### Stated exercise
Go through the data below. List every line that holds the word "image".

[Collected data entries]
>>>>>
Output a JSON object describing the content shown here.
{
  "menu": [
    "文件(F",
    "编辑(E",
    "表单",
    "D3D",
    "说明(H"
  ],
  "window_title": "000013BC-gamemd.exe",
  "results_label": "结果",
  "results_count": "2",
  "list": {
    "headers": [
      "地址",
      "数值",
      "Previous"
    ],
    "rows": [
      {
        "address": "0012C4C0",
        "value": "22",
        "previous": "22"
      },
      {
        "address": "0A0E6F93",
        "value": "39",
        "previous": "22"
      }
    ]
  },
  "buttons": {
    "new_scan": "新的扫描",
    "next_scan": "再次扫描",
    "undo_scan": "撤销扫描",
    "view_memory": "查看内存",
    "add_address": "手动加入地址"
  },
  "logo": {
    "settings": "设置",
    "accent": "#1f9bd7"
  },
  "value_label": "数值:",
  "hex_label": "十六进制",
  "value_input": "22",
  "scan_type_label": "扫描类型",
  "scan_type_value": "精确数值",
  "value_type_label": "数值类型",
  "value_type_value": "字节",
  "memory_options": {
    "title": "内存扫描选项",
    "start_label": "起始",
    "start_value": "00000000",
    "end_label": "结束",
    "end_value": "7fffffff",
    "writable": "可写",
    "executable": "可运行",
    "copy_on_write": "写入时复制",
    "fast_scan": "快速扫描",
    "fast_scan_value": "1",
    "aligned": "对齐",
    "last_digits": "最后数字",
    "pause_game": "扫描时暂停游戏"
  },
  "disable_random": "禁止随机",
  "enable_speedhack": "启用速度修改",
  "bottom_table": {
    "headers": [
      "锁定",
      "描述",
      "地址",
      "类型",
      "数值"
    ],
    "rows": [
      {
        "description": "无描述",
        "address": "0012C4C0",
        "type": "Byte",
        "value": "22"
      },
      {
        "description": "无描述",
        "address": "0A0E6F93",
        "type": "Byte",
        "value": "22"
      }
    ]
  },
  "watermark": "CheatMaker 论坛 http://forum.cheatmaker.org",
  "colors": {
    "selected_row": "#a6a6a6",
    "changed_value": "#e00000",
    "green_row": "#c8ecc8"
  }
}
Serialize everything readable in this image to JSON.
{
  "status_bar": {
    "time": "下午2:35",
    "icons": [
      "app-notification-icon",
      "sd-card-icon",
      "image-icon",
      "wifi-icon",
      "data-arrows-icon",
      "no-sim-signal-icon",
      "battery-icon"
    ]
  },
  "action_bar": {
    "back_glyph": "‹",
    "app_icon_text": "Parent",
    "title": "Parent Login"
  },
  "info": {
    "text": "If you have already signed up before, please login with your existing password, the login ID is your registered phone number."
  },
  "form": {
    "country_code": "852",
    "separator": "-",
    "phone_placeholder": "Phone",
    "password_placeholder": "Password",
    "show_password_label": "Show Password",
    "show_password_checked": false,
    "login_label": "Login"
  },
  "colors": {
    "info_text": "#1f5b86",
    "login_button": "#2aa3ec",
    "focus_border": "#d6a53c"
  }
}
<<<<<
### Correct answer
Serialize everything readable in this image to JSON.
      "image-icon",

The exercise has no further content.